Instruction:
From the data that follows, copy every line holding the string "Intermediate".

* Begin *

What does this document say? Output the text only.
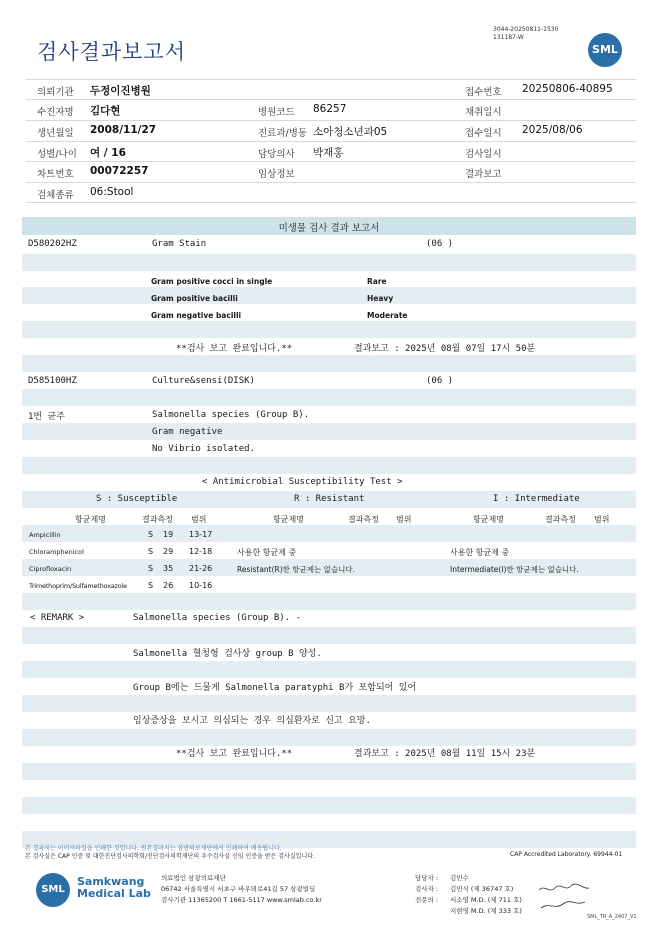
검사결과보고서
3044-20250811-1530
131187-W
SML
의뢰기관 두정이진병원	접수번호 20250806-40895
수진자명 김다현	병원코드 86257	채취일시
생년월일 2008/11/27	진료과/병동 소아청소년과05	접수일시 2025/08/06
성별/나이 여 / 16	담당의사 박재홍	검사일시
차트번호 00072257	임상정보	결과보고
검체종류 06:Stool
미생물 검사 결과 보고서
D580202HZ	Gram Stain	(06 )
Gram positive cocci in single	Rare
Gram positive bacilli	Heavy
Gram negative bacilli	Moderate
**검사 보고 완료입니다.**	결과보고 : 2025년 08월 07일 17시 50분
D585100HZ	Culture&sensi(DISK)	(06 )
1번 균주	Salmonella species (Group B).
Gram negative
No Vibrio isolated.
< Antimicrobial Susceptibility Test >
S : Susceptible	R : Resistant	I : Intermediate
항균제명	결과측정 범위	항균제명	결과측정 범위	항균제명	결과측정 범위
Ampicillin	S 19 13-17
Chloramphenicol	S 29 12-18	사용한 항균제 중	사용한 항균제 중
Ciprofloxacin	S 35 21-26	Resistant(R)한 항균제는 없습니다.	Intermediate(I)한 항균제는 없습니다.
Trimethoprim/Sulfamethoxazole	S 26 10-16
< REMARK >	Salmonella species (Group B). -
Salmonella 혈청형 검사상 group B 양성.
Group B에는 드물게 Salmonella paratyphi B가 포함되어 있어
임상증상을 보시고 의심되는 경우 의심환자로 신고 요망.
**검사 보고 완료입니다.**	결과보고 : 2025년 08월 11일 15시 23분
본 결과지는 이미지파일을 인쇄한 것입니다. 원본결과지는 삼광의료재단에서 인쇄하여 배송됩니다.
본 검사실은 CAP 인증 및 대한진단검사의학회/진단검사의학재단의 우수검사실 신임 인증을 받은 검사실입니다.	CAP Accredited Laboratory. 69944-01
SML
Samkwang
Medical Lab
의료법인 삼광의료재단
06742 서울특별시 서초구 바우뫼로41길 57 삼광빌딩
검사기관 11365200 T 1661-5117 www.smlab.co.kr
담당자 : 김민수
검사자 : 김민식 (제 36747 호)
전문의 : 서소영 M.D. (제 711 호)
지현영 M.D. (제 333 호)
SML_TR_A_2407_V1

* End *

Solution to this exercise:
S : Susceptible	R : Resistant	I : Intermediate
Ciprofloxacin	S 35 21-26	Resistant(R)한 항균제는 없습니다.	Intermediate(I)한 항균제는 없습니다.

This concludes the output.